→ **Task requirements**:
Search the entries below for the string "What" and copy the lines that hold it.
[[ Records for the task, beginning ]]
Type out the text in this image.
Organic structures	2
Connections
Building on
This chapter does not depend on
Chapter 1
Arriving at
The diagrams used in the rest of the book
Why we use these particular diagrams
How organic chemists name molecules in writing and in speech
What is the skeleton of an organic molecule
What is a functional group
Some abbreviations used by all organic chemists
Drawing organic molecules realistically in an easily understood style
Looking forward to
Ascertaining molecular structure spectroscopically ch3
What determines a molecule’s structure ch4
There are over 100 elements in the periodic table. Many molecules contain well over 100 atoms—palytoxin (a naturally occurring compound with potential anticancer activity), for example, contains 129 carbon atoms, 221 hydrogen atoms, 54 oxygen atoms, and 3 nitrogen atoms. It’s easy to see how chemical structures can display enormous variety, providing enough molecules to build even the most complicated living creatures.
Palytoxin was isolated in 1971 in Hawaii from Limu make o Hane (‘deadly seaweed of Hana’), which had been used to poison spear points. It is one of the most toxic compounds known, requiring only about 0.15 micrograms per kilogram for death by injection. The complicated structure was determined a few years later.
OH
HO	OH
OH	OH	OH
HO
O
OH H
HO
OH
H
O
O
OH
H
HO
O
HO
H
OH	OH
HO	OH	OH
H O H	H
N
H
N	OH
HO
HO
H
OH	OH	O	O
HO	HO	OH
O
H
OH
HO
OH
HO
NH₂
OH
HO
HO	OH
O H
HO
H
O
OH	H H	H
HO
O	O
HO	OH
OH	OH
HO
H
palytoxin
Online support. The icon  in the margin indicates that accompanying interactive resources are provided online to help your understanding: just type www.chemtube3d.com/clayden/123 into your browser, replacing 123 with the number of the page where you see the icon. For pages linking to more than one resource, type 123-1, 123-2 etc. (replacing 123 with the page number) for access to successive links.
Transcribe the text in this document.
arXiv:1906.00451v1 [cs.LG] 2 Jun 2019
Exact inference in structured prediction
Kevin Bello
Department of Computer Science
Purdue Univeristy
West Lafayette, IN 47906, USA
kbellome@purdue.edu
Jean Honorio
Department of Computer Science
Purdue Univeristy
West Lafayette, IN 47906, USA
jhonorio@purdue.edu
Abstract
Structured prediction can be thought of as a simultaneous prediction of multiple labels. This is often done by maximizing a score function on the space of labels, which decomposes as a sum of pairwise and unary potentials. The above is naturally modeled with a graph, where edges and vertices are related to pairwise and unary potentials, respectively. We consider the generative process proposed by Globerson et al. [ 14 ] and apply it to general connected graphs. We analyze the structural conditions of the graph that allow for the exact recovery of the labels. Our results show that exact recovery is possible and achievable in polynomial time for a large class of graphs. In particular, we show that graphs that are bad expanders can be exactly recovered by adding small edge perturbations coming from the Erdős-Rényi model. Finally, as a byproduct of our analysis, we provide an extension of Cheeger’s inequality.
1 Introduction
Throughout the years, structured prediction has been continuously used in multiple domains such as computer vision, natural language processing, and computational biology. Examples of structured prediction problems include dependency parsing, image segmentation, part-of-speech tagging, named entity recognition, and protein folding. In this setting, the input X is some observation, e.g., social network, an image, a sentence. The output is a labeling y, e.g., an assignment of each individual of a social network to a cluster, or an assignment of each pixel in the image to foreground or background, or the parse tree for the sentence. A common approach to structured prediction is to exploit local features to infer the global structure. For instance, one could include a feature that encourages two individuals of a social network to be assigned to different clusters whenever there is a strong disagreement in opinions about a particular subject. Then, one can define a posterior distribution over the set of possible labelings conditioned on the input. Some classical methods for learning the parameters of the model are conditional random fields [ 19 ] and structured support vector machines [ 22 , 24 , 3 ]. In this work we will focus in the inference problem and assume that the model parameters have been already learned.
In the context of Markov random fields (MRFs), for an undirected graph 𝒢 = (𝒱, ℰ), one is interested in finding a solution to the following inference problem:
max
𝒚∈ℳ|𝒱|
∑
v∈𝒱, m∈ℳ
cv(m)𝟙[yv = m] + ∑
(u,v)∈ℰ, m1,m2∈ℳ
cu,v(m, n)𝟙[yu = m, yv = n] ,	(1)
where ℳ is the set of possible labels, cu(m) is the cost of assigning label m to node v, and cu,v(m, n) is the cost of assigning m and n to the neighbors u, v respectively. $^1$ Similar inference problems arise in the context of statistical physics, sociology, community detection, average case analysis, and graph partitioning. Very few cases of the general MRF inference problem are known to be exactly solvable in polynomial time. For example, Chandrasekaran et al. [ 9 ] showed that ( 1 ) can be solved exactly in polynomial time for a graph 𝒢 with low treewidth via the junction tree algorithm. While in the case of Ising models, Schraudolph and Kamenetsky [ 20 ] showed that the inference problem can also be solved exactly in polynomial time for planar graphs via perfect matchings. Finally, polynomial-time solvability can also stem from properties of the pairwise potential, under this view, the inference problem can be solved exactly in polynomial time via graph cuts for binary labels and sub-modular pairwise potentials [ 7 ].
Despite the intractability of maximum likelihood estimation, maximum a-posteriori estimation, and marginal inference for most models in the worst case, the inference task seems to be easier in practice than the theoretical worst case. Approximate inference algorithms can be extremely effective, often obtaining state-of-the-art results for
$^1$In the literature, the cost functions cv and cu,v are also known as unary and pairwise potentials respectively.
[[ Records for the task, end ]]
→ **Response box**:
What is the skeleton of an organic molecule
What is a functional group
What determines a molecule’s structure ch4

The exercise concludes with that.